- Instructions to follow
Copy out every line exactly as given.

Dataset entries
# # # # # # #

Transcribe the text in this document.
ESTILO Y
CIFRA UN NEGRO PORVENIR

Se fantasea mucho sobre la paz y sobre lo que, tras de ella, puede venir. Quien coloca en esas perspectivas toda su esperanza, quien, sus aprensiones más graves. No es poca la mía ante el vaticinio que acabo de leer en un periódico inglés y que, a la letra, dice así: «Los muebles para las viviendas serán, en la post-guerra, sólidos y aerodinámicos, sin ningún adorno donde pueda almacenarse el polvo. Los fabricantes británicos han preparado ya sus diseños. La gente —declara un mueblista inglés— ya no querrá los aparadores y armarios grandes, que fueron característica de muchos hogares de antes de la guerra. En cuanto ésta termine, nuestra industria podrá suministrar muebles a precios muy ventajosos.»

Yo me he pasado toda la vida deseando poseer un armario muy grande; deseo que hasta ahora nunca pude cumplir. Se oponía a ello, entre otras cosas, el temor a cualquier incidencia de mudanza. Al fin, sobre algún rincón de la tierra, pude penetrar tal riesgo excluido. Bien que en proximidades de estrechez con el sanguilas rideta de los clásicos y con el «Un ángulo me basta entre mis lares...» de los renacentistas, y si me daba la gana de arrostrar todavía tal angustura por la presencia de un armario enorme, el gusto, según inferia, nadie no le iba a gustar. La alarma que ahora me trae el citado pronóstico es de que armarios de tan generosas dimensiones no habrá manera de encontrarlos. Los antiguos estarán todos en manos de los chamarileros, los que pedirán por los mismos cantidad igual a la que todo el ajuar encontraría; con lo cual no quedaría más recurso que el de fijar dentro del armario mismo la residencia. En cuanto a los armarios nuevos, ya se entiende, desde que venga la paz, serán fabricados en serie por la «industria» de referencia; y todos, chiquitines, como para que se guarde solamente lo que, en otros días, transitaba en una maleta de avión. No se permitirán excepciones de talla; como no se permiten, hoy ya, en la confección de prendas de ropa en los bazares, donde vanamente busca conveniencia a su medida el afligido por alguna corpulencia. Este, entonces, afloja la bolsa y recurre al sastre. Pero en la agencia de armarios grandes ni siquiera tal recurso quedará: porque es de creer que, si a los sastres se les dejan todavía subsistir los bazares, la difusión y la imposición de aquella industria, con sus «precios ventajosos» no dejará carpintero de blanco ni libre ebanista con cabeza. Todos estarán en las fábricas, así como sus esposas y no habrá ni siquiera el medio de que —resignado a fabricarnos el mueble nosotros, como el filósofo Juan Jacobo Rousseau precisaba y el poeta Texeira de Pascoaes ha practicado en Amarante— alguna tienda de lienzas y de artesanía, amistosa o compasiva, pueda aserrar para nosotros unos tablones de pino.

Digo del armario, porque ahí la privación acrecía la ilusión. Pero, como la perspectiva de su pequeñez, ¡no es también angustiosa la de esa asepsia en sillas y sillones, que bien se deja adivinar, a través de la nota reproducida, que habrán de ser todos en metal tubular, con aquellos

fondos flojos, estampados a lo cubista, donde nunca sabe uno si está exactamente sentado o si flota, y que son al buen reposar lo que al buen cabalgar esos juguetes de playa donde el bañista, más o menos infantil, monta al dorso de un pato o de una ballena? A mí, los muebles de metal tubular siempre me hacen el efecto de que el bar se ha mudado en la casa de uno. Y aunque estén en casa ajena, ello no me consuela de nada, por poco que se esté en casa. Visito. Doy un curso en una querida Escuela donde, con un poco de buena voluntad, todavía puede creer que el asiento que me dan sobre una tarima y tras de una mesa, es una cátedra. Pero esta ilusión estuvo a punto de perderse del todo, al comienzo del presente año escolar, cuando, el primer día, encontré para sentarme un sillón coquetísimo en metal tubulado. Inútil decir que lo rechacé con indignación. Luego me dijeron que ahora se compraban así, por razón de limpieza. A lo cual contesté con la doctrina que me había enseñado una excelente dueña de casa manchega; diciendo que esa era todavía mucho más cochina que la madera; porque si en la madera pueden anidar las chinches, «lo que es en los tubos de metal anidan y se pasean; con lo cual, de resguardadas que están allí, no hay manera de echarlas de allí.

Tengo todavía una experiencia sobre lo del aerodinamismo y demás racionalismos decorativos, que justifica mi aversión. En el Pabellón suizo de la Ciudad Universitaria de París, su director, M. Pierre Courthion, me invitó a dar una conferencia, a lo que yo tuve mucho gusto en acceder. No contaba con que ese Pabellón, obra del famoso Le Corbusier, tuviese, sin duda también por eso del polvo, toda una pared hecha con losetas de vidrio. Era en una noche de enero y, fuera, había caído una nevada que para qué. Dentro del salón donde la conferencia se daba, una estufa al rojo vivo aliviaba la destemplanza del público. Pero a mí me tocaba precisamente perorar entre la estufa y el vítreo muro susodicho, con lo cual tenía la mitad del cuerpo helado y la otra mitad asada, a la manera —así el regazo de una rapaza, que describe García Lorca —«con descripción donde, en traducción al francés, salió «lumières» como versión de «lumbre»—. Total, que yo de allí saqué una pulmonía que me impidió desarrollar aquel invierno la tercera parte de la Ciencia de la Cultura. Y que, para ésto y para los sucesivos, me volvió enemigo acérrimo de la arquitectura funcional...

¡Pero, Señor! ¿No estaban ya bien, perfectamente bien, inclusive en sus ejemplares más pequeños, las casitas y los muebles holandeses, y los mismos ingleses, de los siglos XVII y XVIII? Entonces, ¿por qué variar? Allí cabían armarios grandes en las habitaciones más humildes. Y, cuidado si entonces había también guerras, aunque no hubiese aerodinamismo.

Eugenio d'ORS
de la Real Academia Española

# # # # # # #

- Finished answer
Transcribe the text in this document.
ESTILO Y
CIFRA UN NEGRO PORVENIR

Se fantasea mucho sobre la paz y sobre lo que, tras de ella, puede venir. Quien coloca en esas perspectivas toda su esperanza, quien, sus aprensiones más graves. No es poca la mía ante el vaticinio que acabo de leer en un periódico inglés y que, a la letra, dice así: «Los muebles para las viviendas serán, en la post-guerra, sólidos y aerodinámicos, sin ningún adorno donde pueda almacenarse el polvo. Los fabricantes británicos han preparado ya sus diseños. La gente —declara un mueblista inglés— ya no querrá los aparadores y armarios grandes, que fueron característica de muchos hogares de antes de la guerra. En cuanto ésta termine, nuestra industria podrá suministrar muebles a precios muy ventajosos.»

Yo me he pasado toda la vida deseando poseer un armario muy grande; deseo que hasta ahora nunca pude cumplir. Se oponía a ello, entre otras cosas, el temor a cualquier incidencia de mudanza. Al fin, sobre algún rincón de la tierra, pude penetrar tal riesgo excluido. Bien que en proximidades de estrechez con el sanguilas rideta de los clásicos y con el «Un ángulo me basta entre mis lares...» de los renacentistas, y si me daba la gana de arrostrar todavía tal angustura por la presencia de un armario enorme, el gusto, según inferia, nadie no le iba a gustar. La alarma que ahora me trae el citado pronóstico es de que armarios de tan generosas dimensiones no habrá manera de encontrarlos. Los antiguos estarán todos en manos de los chamarileros, los que pedirán por los mismos cantidad igual a la que todo el ajuar encontraría; con lo cual no quedaría más recurso que el de fijar dentro del armario mismo la residencia. En cuanto a los armarios nuevos, ya se entiende, desde que venga la paz, serán fabricados en serie por la «industria» de referencia; y todos, chiquitines, como para que se guarde solamente lo que, en otros días, transitaba en una maleta de avión. No se permitirán excepciones de talla; como no se permiten, hoy ya, en la confección de prendas de ropa en los bazares, donde vanamente busca conveniencia a su medida el afligido por alguna corpulencia. Este, entonces, afloja la bolsa y recurre al sastre. Pero en la agencia de armarios grandes ni siquiera tal recurso quedará: porque es de creer que, si a los sastres se les dejan todavía subsistir los bazares, la difusión y la imposición de aquella industria, con sus «precios ventajosos» no dejará carpintero de blanco ni libre ebanista con cabeza. Todos estarán en las fábricas, así como sus esposas y no habrá ni siquiera el medio de que —resignado a fabricarnos el mueble nosotros, como el filósofo Juan Jacobo Rousseau precisaba y el poeta Texeira de Pascoaes ha practicado en Amarante— alguna tienda de lienzas y de artesanía, amistosa o compasiva, pueda aserrar para nosotros unos tablones de pino.

Digo del armario, porque ahí la privación acrecía la ilusión. Pero, como la perspectiva de su pequeñez, ¡no es también angustiosa la de esa asepsia en sillas y sillones, que bien se deja adivinar, a través de la nota reproducida, que habrán de ser todos en metal tubular, con aquellos

fondos flojos, estampados a lo cubista, donde nunca sabe uno si está exactamente sentado o si flota, y que son al buen reposar lo que al buen cabalgar esos juguetes de playa donde el bañista, más o menos infantil, monta al dorso de un pato o de una ballena? A mí, los muebles de metal tubular siempre me hacen el efecto de que el bar se ha mudado en la casa de uno. Y aunque estén en casa ajena, ello no me consuela de nada, por poco que se esté en casa. Visito. Doy un curso en una querida Escuela donde, con un poco de buena voluntad, todavía puede creer que el asiento que me dan sobre una tarima y tras de una mesa, es una cátedra. Pero esta ilusión estuvo a punto de perderse del todo, al comienzo del presente año escolar, cuando, el primer día, encontré para sentarme un sillón coquetísimo en metal tubulado. Inútil decir que lo rechacé con indignación. Luego me dijeron que ahora se compraban así, por razón de limpieza. A lo cual contesté con la doctrina que me había enseñado una excelente dueña de casa manchega; diciendo que esa era todavía mucho más cochina que la madera; porque si en la madera pueden anidar las chinches, «lo que es en los tubos de metal anidan y se pasean; con lo cual, de resguardadas que están allí, no hay manera de echarlas de allí.

Tengo todavía una experiencia sobre lo del aerodinamismo y demás racionalismos decorativos, que justifica mi aversión. En el Pabellón suizo de la Ciudad Universitaria de París, su director, M. Pierre Courthion, me invitó a dar una conferencia, a lo que yo tuve mucho gusto en acceder. No contaba con que ese Pabellón, obra del famoso Le Corbusier, tuviese, sin duda también por eso del polvo, toda una pared hecha con losetas de vidrio. Era en una noche de enero y, fuera, había caído una nevada que para qué. Dentro del salón donde la conferencia se daba, una estufa al rojo vivo aliviaba la destemplanza del público. Pero a mí me tocaba precisamente perorar entre la estufa y el vítreo muro susodicho, con lo cual tenía la mitad del cuerpo helado y la otra mitad asada, a la manera —así el regazo de una rapaza, que describe García Lorca —«con descripción donde, en traducción al francés, salió «lumières» como versión de «lumbre»—. Total, que yo de allí saqué una pulmonía que me impidió desarrollar aquel invierno la tercera parte de la Ciencia de la Cultura. Y que, para ésto y para los sucesivos, me volvió enemigo acérrimo de la arquitectura funcional...

¡Pero, Señor! ¿No estaban ya bien, perfectamente bien, inclusive en sus ejemplares más pequeños, las casitas y los muebles holandeses, y los mismos ingleses, de los siglos XVII y XVIII? Entonces, ¿por qué variar? Allí cabían armarios grandes en las habitaciones más humildes. Y, cuidado si entonces había también guerras, aunque no hubiese aerodinamismo.

Eugenio d'ORS
de la Real Academia Española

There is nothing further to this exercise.